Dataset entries
'''

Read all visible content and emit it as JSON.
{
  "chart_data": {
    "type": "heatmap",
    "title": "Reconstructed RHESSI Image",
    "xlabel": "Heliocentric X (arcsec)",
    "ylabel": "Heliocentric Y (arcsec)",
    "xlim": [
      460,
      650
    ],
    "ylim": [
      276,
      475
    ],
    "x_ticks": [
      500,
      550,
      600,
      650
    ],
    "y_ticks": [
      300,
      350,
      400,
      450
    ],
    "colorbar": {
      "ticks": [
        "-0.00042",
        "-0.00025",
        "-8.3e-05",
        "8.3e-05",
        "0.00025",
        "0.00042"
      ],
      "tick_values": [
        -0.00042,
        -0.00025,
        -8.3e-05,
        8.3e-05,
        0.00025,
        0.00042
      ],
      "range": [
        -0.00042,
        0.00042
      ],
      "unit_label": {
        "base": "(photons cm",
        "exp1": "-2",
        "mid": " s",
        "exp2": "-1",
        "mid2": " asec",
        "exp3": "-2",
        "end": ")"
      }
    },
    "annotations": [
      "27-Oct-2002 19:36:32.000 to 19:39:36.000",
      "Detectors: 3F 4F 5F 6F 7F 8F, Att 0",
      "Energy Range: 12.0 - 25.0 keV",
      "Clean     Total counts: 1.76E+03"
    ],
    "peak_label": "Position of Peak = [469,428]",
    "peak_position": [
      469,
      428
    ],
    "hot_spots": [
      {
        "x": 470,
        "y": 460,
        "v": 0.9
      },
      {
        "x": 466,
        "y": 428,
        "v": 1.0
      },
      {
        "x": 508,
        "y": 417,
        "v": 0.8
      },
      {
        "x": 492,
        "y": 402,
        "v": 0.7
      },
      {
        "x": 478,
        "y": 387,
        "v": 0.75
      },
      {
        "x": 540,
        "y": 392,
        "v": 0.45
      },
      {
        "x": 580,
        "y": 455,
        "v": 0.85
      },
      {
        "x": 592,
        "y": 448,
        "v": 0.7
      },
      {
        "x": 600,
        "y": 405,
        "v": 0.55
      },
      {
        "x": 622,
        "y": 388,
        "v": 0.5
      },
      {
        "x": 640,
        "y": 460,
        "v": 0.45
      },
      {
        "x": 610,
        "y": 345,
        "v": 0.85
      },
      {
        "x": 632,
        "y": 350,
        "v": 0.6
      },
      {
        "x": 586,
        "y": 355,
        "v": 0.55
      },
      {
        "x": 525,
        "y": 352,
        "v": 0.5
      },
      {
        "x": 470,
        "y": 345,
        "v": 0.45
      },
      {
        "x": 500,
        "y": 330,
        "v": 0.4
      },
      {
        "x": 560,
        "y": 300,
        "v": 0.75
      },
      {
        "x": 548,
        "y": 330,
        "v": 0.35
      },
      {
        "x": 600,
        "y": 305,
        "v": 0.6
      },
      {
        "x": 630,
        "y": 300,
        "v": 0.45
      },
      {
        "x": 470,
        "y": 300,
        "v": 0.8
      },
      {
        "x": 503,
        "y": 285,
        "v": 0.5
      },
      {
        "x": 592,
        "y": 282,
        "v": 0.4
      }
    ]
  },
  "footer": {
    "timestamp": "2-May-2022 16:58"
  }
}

'''
'''

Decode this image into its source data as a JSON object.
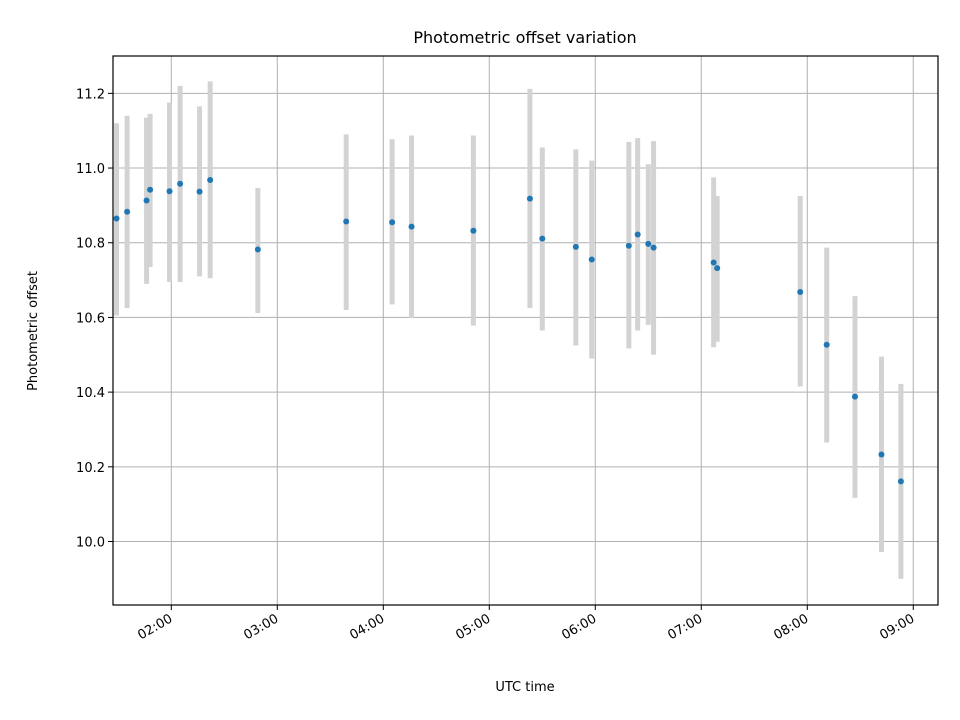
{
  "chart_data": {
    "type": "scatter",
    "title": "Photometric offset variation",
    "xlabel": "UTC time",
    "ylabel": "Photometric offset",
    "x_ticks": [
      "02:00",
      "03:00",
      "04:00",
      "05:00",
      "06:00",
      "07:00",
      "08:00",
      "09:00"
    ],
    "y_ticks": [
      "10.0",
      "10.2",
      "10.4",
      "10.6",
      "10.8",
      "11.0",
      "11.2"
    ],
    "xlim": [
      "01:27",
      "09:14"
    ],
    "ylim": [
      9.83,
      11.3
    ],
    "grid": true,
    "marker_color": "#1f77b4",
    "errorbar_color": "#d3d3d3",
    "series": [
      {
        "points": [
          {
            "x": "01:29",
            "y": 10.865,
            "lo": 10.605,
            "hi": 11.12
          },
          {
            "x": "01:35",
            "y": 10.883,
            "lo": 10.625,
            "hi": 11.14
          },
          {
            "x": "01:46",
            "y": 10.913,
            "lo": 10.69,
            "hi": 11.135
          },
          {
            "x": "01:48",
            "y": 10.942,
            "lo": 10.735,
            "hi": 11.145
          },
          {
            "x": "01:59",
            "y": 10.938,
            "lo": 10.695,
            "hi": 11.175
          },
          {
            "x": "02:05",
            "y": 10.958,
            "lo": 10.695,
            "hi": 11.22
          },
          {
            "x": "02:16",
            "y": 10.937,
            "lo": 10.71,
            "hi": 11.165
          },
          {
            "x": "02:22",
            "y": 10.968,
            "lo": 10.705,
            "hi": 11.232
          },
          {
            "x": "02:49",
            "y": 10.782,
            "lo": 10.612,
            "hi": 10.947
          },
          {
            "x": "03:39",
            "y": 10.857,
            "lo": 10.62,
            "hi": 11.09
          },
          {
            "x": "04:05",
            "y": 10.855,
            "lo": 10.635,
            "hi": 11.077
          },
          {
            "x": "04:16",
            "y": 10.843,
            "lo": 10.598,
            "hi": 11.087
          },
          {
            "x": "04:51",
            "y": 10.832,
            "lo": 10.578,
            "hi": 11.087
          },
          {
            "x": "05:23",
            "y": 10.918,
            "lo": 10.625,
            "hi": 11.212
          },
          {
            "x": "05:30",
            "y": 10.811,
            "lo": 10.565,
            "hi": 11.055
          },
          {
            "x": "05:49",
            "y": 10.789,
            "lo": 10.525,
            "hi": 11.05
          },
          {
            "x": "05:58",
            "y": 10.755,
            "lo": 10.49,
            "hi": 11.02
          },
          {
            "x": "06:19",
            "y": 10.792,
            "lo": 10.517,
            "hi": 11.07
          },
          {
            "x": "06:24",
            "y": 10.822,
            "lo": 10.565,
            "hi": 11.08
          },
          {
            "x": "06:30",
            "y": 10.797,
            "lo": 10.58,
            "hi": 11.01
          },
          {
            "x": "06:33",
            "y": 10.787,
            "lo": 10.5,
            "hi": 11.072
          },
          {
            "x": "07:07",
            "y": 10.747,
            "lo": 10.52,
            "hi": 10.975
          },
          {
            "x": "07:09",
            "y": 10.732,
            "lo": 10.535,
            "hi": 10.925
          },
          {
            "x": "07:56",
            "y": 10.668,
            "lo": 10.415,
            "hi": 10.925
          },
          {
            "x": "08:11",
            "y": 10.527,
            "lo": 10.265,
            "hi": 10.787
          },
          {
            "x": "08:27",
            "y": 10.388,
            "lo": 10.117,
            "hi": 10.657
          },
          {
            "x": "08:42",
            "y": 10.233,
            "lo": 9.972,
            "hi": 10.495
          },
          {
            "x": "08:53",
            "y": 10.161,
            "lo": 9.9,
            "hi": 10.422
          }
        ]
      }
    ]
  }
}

'''

Where a line holds "JSON", copy it out.

Read all visible content and emit it as JSON.
Decode this image into its source data as a JSON object.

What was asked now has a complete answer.